REQUIREMENT »
Identify the lines that contain the string "color", then copy each of them.

LISTED RECORDS »

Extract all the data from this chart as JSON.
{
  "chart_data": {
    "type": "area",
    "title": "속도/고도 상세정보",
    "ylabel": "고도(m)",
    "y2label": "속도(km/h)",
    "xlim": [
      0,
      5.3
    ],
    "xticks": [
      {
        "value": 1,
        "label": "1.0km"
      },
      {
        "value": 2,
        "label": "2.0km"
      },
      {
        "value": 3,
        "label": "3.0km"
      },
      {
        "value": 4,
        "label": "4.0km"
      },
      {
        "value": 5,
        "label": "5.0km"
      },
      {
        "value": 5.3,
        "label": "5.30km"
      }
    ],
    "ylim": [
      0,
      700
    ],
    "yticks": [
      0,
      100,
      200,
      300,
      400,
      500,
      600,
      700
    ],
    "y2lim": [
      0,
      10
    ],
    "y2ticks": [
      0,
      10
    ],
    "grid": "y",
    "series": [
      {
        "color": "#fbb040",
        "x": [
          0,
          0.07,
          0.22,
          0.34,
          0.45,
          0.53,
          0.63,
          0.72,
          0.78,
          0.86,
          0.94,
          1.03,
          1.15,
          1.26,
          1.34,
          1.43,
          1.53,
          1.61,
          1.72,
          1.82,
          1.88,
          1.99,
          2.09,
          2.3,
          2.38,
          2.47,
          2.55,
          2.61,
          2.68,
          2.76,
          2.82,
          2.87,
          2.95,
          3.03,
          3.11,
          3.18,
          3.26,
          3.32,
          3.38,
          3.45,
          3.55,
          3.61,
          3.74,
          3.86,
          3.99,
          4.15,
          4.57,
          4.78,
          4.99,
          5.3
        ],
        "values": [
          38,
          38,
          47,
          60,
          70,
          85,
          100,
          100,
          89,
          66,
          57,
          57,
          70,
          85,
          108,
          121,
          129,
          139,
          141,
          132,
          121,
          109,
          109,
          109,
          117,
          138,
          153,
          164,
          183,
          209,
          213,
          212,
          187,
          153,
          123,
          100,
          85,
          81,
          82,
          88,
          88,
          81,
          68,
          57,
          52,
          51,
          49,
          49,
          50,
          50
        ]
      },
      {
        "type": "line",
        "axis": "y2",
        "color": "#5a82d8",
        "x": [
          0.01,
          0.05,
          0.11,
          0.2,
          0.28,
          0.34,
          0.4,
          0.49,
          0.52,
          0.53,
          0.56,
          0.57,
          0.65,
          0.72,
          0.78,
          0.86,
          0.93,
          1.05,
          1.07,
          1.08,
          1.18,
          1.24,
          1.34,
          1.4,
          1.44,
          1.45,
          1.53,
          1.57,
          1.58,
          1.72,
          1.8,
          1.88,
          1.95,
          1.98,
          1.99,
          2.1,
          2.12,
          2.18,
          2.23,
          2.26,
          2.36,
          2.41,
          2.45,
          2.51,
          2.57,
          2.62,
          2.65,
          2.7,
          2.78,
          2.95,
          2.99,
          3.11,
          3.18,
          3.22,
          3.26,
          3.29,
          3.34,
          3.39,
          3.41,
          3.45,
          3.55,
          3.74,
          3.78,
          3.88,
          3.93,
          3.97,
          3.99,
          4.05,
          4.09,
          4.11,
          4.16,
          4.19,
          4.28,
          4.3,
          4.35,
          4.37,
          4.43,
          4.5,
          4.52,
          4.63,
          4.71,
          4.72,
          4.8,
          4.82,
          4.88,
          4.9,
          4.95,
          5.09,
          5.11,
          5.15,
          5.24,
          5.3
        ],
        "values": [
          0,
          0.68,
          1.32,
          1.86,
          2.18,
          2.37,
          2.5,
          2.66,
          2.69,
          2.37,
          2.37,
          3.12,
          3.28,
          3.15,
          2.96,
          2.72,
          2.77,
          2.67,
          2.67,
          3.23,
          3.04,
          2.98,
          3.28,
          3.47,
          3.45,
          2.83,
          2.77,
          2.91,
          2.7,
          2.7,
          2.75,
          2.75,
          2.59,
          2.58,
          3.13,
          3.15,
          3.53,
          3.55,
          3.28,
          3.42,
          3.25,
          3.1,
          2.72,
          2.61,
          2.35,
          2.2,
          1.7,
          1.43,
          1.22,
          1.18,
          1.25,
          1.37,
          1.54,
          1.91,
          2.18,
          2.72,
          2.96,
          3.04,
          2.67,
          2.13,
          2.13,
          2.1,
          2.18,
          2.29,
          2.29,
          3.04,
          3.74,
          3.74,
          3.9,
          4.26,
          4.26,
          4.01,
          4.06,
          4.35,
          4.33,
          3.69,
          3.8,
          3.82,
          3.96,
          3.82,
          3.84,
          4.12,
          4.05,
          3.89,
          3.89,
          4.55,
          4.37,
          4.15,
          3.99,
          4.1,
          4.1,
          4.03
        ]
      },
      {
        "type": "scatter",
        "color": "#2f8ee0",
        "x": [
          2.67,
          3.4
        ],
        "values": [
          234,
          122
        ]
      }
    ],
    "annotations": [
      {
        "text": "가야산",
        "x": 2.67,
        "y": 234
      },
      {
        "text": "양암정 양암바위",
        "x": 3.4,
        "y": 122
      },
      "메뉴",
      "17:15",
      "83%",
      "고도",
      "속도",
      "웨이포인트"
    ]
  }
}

WRITTEN SOLUTION »
        "color": "#fbb040",
        "color": "#5a82d8",
        "color": "#2f8ee0",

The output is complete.